Find and copy each line of the records where the string "систематизи" shows up.

--- begin Provided records ---

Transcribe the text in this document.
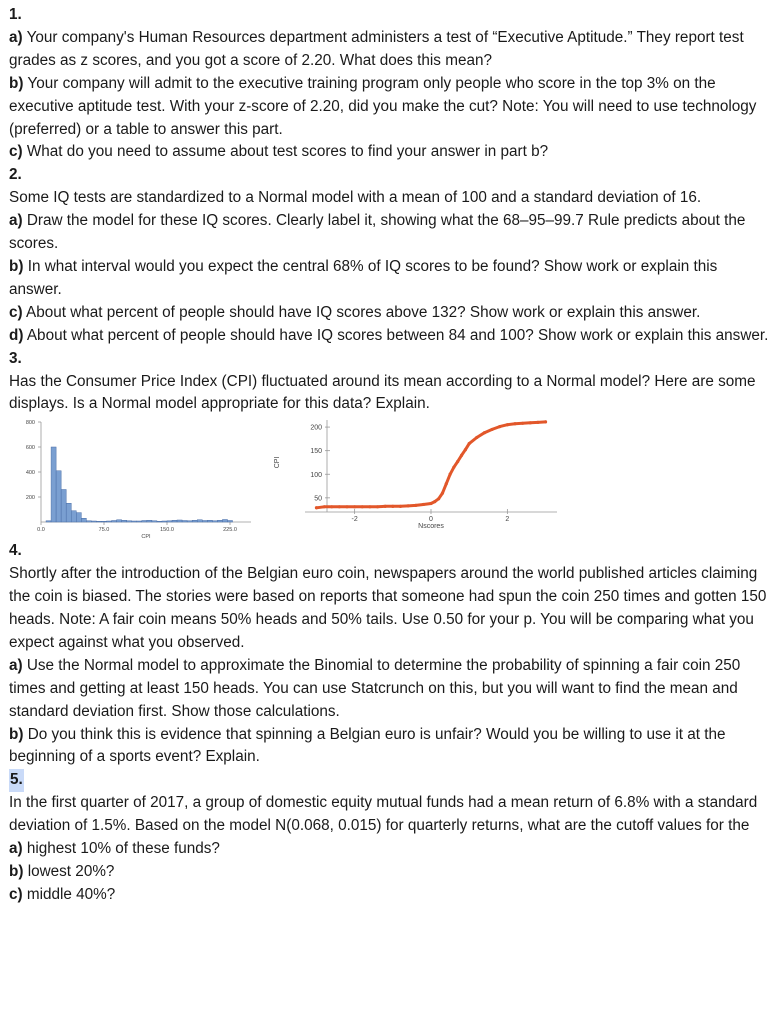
1.

a) Your company's Human Resources department administers a test of “Executive Aptitude.” They report test grades as z scores, and you got a score of 2.20. What does this mean?

b) Your company will admit to the executive training program only people who score in the top 3% on the executive aptitude test. With your z-score of 2.20, did you make the cut? Note: You will need to use technology (preferred) or a table to answer this part.

c) What do you need to assume about test scores to find your answer in part b?

2.

Some IQ tests are standardized to a Normal model with a mean of 100 and a standard deviation of 16.

a) Draw the model for these IQ scores. Clearly label it, showing what the 68–95–99.7 Rule predicts about the scores.

b) In what interval would you expect the central 68% of IQ scores to be found? Show work or explain this answer.

c) About what percent of people should have IQ scores above 132? Show work or explain this answer.

d) About what percent of people should have IQ scores between 84 and 100? Show work or explain this answer.

3.

Has the Consumer Price Index (CPI) fluctuated around its mean according to a Normal model? Here are some displays. Is a Normal model appropriate for this data? Explain.

200
400
600
800
0.0	75.0	150.0	225.0
CPI
50
100
150
200
CPI
-2	0	2
Nscores

4.

Shortly after the introduction of the Belgian euro coin, newspapers around the world published articles claiming the coin is biased. The stories were based on reports that someone had spun the coin 250 times and gotten 150 heads. Note: A fair coin means 50% heads and 50% tails. Use 0.50 for your p. You will be comparing what you expect against what you observed.

a) Use the Normal model to approximate the Binomial to determine the probability of spinning a fair coin 250 times and getting at least 150 heads. You can use Statcrunch on this, but you will want to find the mean and standard deviation first. Show those calculations.

b) Do you think this is evidence that spinning a Belgian euro is unfair? Would you be willing to use it at the beginning of a sports event? Explain.

5.

In the first quarter of 2017, a group of domestic equity mutual funds had a mean return of 6.8% with a standard deviation of 1.5%. Based on the model N(0.068, 0.015) for quarterly returns, what are the cutoff values for the

a) highest 10% of these funds?

b) lowest 20%?

c) middle 40%?
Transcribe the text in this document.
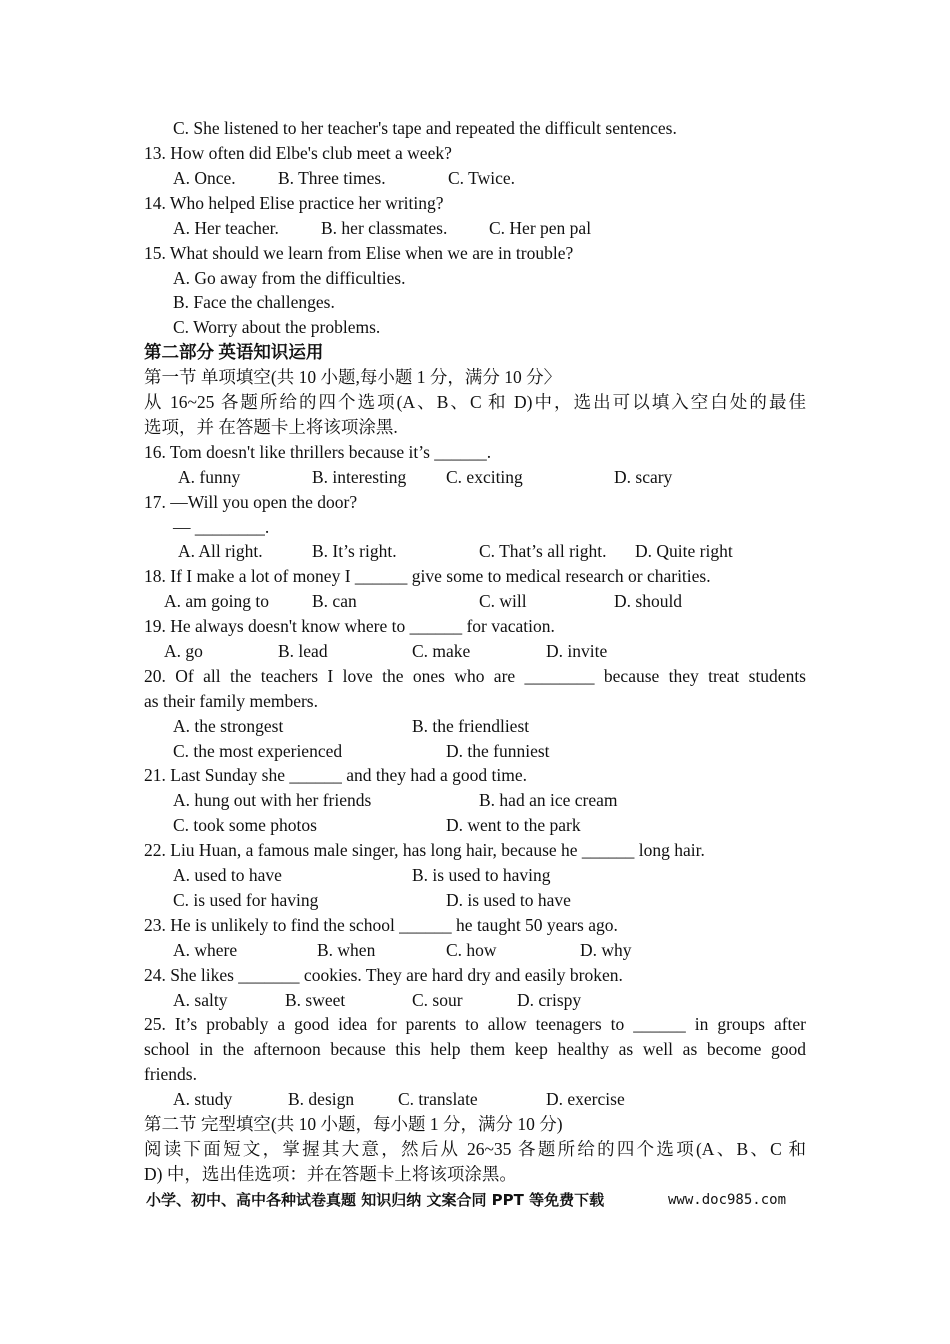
C. She listened to her teacher's tape and repeated the difficult sentences.
13. How often did Elbe's club meet a week?
A. Once. B. Three times.	C. Twice.
14. Who helped Elise practice her writing?
A. Her teacher. B. her classmates. C. Her pen pal
15. What should we learn from Elise when we are in trouble?
A. Go away from the difficulties.
B. Face the challenges.
C. Worry about the problems.
第二部分 英语知识运用
第一节 单项填空(共 10 小题,每小题 1 分，满分 10 分〉
从 16~25 各题所给的四个选项(A、B、C 和 D)中，选出可以填入空白处的最佳
选项，并 在答题卡上将该项涂黑.
16. Tom doesn't like thrillers because it’s ______.
A. funny	B. interesting C. exciting	D. scary
17. —Will you open the door?
— ________.
A. All right.	B. It’s right.	C. That’s all right. D. Quite right
18. If I make a lot of money I ______ give some to medical research or charities.
A. am going to B. can	C. will	D. should
19. He always doesn't know where to ______ for vacation.
A. go	B. lead	C. make	D. invite
20. Of all the teachers I love the ones who are ________ because they treat students
as their family members.
A. the strongest	B. the friendliest
C. the most experienced	D. the funniest
21. Last Sunday she ______ and they had a good time.
A. hung out with her friends	B. had an ice cream
C. took some photos	D. went to the park
22. Liu Huan, a famous male singer, has long hair, because he ______ long hair.
A. used to have	B. is used to having
C. is used for having	D. is used to have
23. He is unlikely to find the school ______ he taught 50 years ago.
A. where	B. when	C. how	D. why
24. She likes _______ cookies. They are hard dry and easily broken.
A. salty	B. sweet	C. sour	D. crispy
25. It’s probably a good idea for parents to allow teenagers to ______ in groups after
school in the afternoon because this help them keep healthy as well as become good
friends.
A. study	B. design	C. translate	D. exercise
第二节 完型填空(共 10 小题，每小题 1 分，满分 10 分)
阅读下面短文，掌握其大意，然后从 26~35 各题所给的四个选项(A、B、C 和
D) 中，选出佳选项：并在答题卡上将该项涂黑。
小学、初中、高中各种试卷真题 知识归纳 文案合同 PPT 等免费下载	www.doc985.com
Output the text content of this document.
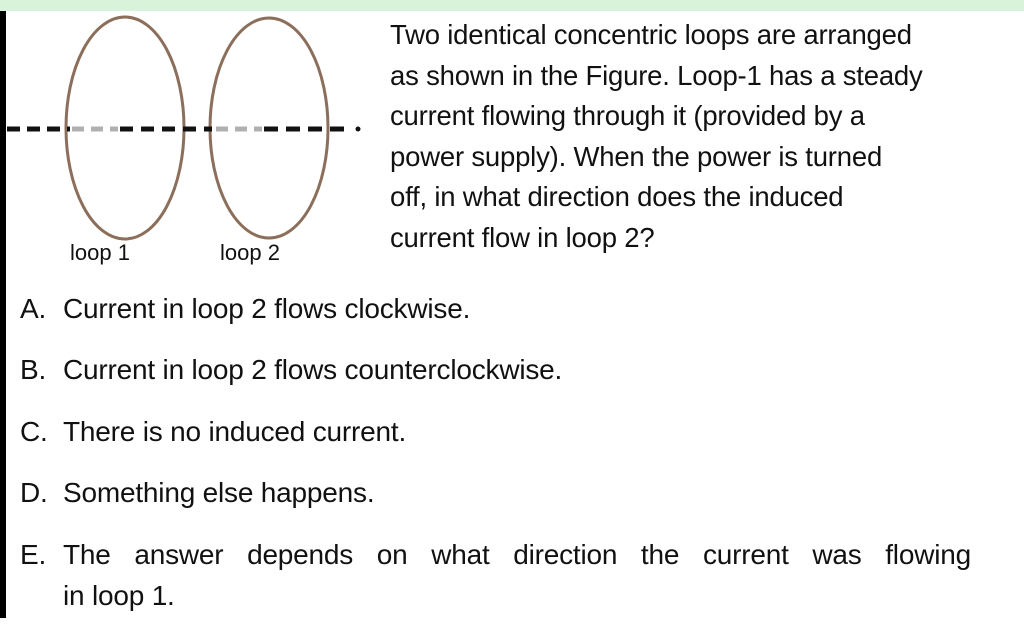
loop 1	loop 2
Two identical concentric loops are arranged
as shown in the Figure. Loop-1 has a steady
current flowing through it (provided by a
power supply). When the power is turned
off, in what direction does the induced
current flow in loop 2?
A. Current in loop 2 flows clockwise.
B. Current in loop 2 flows counterclockwise.
C. There is no induced current.
D. Something else happens.
E. The answer depends on what direction the current was flowing
in loop 1.
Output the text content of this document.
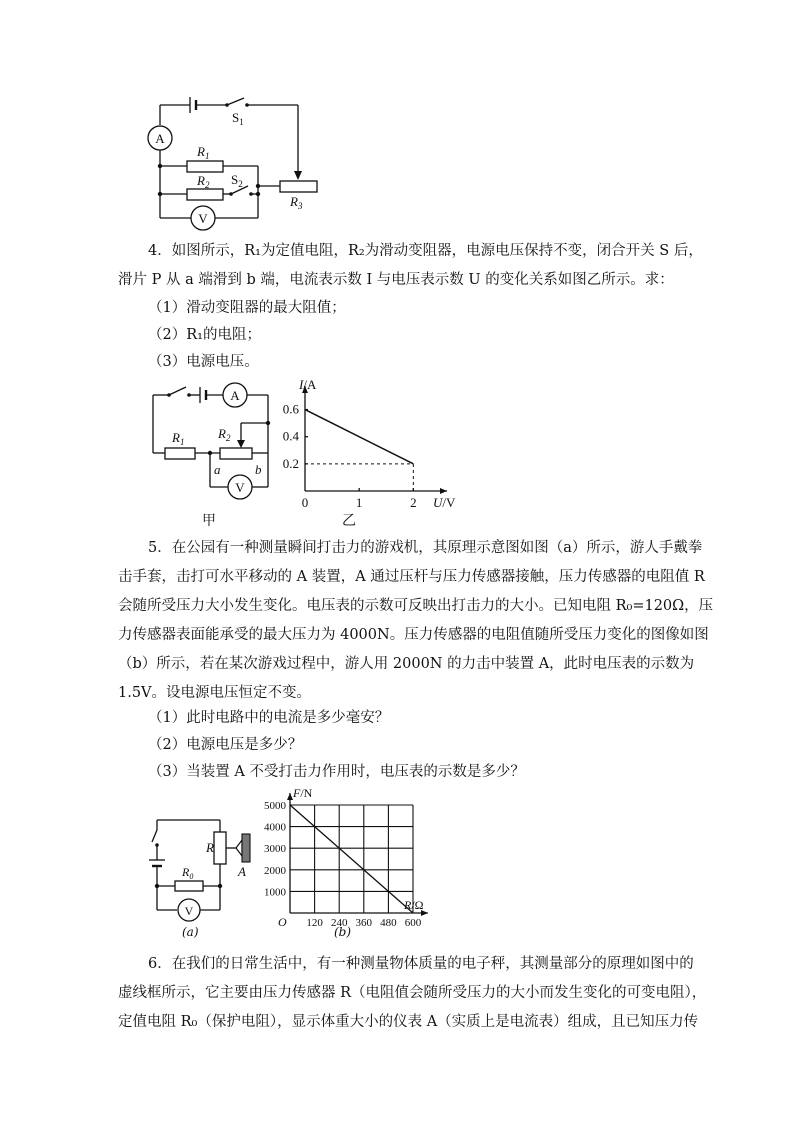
$S_1$
A
$R_1$
$R_2$ $S_2$
$R_3$
V
4．如图所示，R₁为定值电阻，R₂为滑动变阻器，电源电压保持不变，闭合开关 S 后，
滑片 P 从 a 端滑到 b 端，电流表示数 I 与电压表示数 U 的变化关系如图乙所示。求：
（1）滑动变阻器的最大阻值；
（2）R₁的电阻；
（3）电源电压。
A
$R_1$
$R_2$
a	b
V
甲
I/A
U/V
0	1	2
0.2
0.4
0.6
乙
5．在公园有一种测量瞬间打击力的游戏机，其原理示意图如图（a）所示，游人手戴拳
击手套，击打可水平移动的 A 装置，A 通过压杆与压力传感器接触，压力传感器的电阻值 R
会随所受压力大小发生变化。电压表的示数可反映出打击力的大小。已知电阻 R₀=120Ω，压
力传感器表面能承受的最大压力为 4000N。压力传感器的电阻值随所受压力变化的图像如图
（b）所示，若在某次游戏过程中，游人用 2000N 的力击中装置 A，此时电压表的示数为
1.5V。设电源电压恒定不变。
（1）此时电路中的电流是多少毫安？
（2）电源电压是多少？
（3）当装置 A 不受打击力作用时，电压表的示数是多少？
R
A
$R_0$
V
(a)
F/N
R/Ω
O 120 240 360 480 600
1000
2000
3000
4000
5000
(b)
6．在我们的日常生活中，有一种测量物体质量的电子秤，其测量部分的原理如图中的
虚线框所示，它主要由压力传感器 R（电阻值会随所受压力的大小而发生变化的可变电阻），
定值电阻 R₀（保护电阻），显示体重大小的仪表 A（实质上是电流表）组成，且已知压力传
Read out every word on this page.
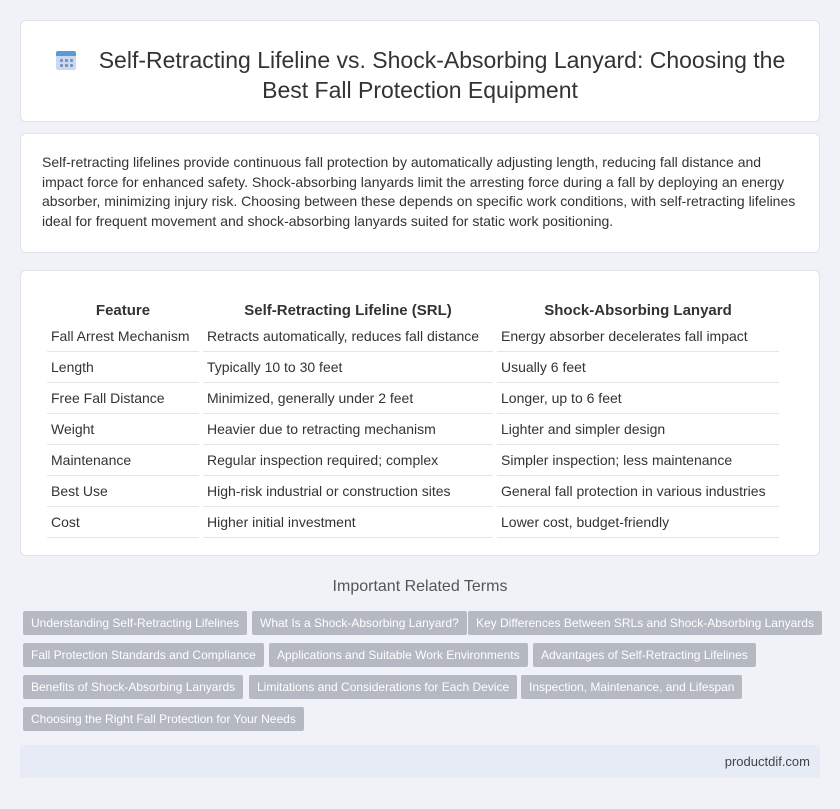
Self-Retracting Lifeline vs. Shock-Absorbing Lanyard: Choosing the Best Fall Protection Equipment

Self-retracting lifelines provide continuous fall protection by automatically adjusting length, reducing fall distance and impact force for enhanced safety. Shock-absorbing lanyards limit the arresting force during a fall by deploying an energy absorber, minimizing injury risk. Choosing between these depends on specific work conditions, with self-retracting lifelines ideal for frequent movement and shock-absorbing lanyards suited for static work positioning.

Feature	Self-Retracting Lifeline (SRL)	Shock-Absorbing Lanyard
Fall Arrest Mechanism	Retracts automatically, reduces fall distance	Energy absorber decelerates fall impact
Length	Typically 10 to 30 feet	Usually 6 feet
Free Fall Distance	Minimized, generally under 2 feet	Longer, up to 6 feet
Weight	Heavier due to retracting mechanism	Lighter and simpler design
Maintenance	Regular inspection required; complex	Simpler inspection; less maintenance
Best Use	High-risk industrial or construction sites	General fall protection in various industries
Cost	Higher initial investment	Lower cost, budget-friendly
Important Related Terms
Understanding Self-Retracting Lifelines	What Is a Shock-Absorbing Lanyard?	Key Differences Between SRLs and Shock-Absorbing Lanyards
Fall Protection Standards and Compliance	Applications and Suitable Work Environments	Advantages of Self-Retracting Lifelines
Benefits of Shock-Absorbing Lanyards	Limitations and Considerations for Each Device	Inspection, Maintenance, and Lifespan
Choosing the Right Fall Protection for Your Needs
productdif.com
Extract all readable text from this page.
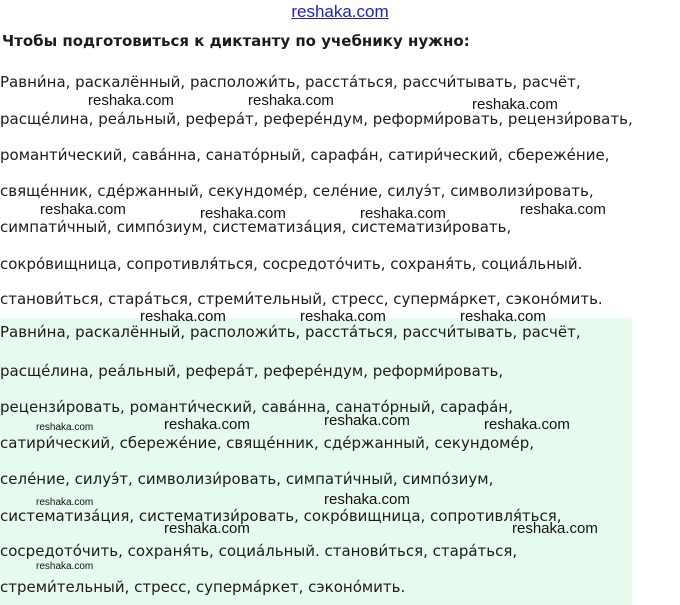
reshaka.com
Чтобы подготовиться к диктанту по учебнику нужно:
Равни́на, раскалённый, расположи́ть, расста́ться, рассчи́тывать, расчёт,
расще́лина, реа́льный, рефера́т, рефере́ндум, реформи́ровать, рецензи́ровать,
романти́ческий, сава́нна, санато́рный, сарафа́н, сатири́ческий, сбереже́ние,
свяще́нник, сде́ржанный, секундоме́р, селе́ние, силуэ́т, символизи́ровать,
симпати́чный, симпо́зиум, систематиза́ция, систематизи́ровать,
сокро́вищница, сопротивля́ться, сосредото́чить, сохраня́ть, социа́льный.
станови́ться, стара́ться, стреми́тельный, стресс, суперма́ркет, сэконо́мить.
Равни́на, раскалённый, расположи́ть, расста́ться, рассчи́тывать, расчёт,
расще́лина, реа́льный, рефера́т, рефере́ндум, реформи́ровать,
рецензи́ровать, романти́ческий, сава́нна, санато́рный, сарафа́н,
сатири́ческий, сбереже́ние, свяще́нник, сде́ржанный, секундоме́р,
селе́ние, силуэ́т, символизи́ровать, симпати́чный, симпо́зиум,
систематиза́ция, систематизи́ровать, сокро́вищница, сопротивля́ться,
сосредото́чить, сохраня́ть, социа́льный. станови́ться, стара́ться,
стреми́тельный, стресс, суперма́ркет, сэконо́мить.
reshaka.com	reshaka.com	reshaka.com
reshaka.com	reshaka.com	reshaka.com	reshaka.com
reshaka.com	reshaka.com	reshaka.com
reshaka.com	reshaka.com	reshaka.com	reshaka.com
reshaka.com	reshaka.com
reshaka.com	reshaka.com
reshaka.com
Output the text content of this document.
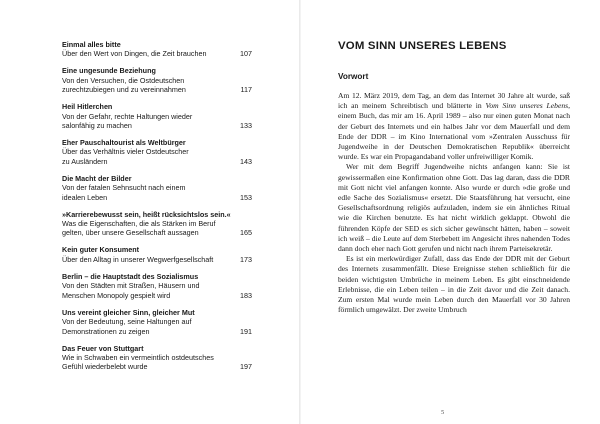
Einmal alles bitte
Über den Wert von Dingen, die Zeit brauchen	107
Eine ungesunde Beziehung
Von den Versuchen, die Ostdeutschen
zurechtzubiegen und zu vereinnahmen	117
Heil Hitlerchen
Von der Gefahr, rechte Haltungen wieder
salonfähig zu machen	133
Eher Pauschaltourist als Weltbürger
Über das Verhältnis vieler Ostdeutscher
zu Ausländern	143
Die Macht der Bilder
Von der fatalen Sehnsucht nach einem
idealen Leben	153
»Karrierebewusst sein, heißt rücksichtslos sein.«
Was die Eigenschaften, die als Stärken im Beruf
gelten, über unsere Gesellschaft aussagen	165
Kein guter Konsument
Über den Alltag in unserer Wegwerfgesellschaft	173
Berlin – die Hauptstadt des Sozialismus
Von den Städten mit Straßen, Häusern und
Menschen Monopoly gespielt wird	183
Uns vereint gleicher Sinn, gleicher Mut
Von der Bedeutung, seine Haltungen auf
Demonstrationen zu zeigen	191
Das Feuer von Stuttgart
Wie in Schwaben ein vermeintlich ostdeutsches
Gefühl wiederbelebt wurde	197
VOM SINN UNSERES LEBENS
Vorwort

Am 12. März 2019, dem Tag, an dem das Internet 30 Jahre alt wurde, saß ich an meinem Schreibtisch und blätterte in Vom Sinn unseres Lebens, einem Buch, das mir am 16. April 1989 – also nur einen guten Monat nach der Geburt des Internets und ein halbes Jahr vor dem Mauerfall und dem Ende der DDR – im Kino International vom »Zentralen Ausschuss für Jugendweihe in der Deutschen Demokratischen Republik« überreicht wurde. Es war ein Propagandaband voller unfreiwilliger Komik.

Wer mit dem Begriff Jugendweihe nichts anfangen kann: Sie ist gewissermaßen eine Konfirmation ohne Gott. Das lag daran, dass die DDR mit Gott nicht viel anfangen konnte. Also wurde er durch »die große und edle Sache des Sozialismus« ersetzt. Die Staatsführung hat versucht, eine Gesellschaftsordnung religiös aufzuladen, indem sie ein ähnliches Ritual wie die Kirchen benutzte. Es hat nicht wirklich geklappt. Obwohl die führenden Köpfe der SED es sich sicher gewünscht hätten, haben – soweit ich weiß – die Leute auf dem Sterbebett im Angesicht ihres nahenden Todes dann doch eher nach Gott gerufen und nicht nach ihrem Parteisekretär.

Es ist ein merkwürdiger Zufall, dass das Ende der DDR mit der Geburt des Internets zusammenfällt. Diese Ereignisse stehen schließlich für die beiden wichtigsten Umbrüche in meinem Leben. Es gibt einschneidende Erlebnisse, die ein Leben teilen – in die Zeit davor und die Zeit danach. Zum ersten Mal wurde mein Leben durch den Mauerfall vor 30 Jahren förmlich umgewälzt. Der zweite Umbruch

5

--- end Provided records ---

Written answer.
симпати́чный, симпо́зиум, систематиза́ция, систематизи́ровать,
систематиза́ция, систематизи́ровать, сокро́вищница, сопротивля́ться,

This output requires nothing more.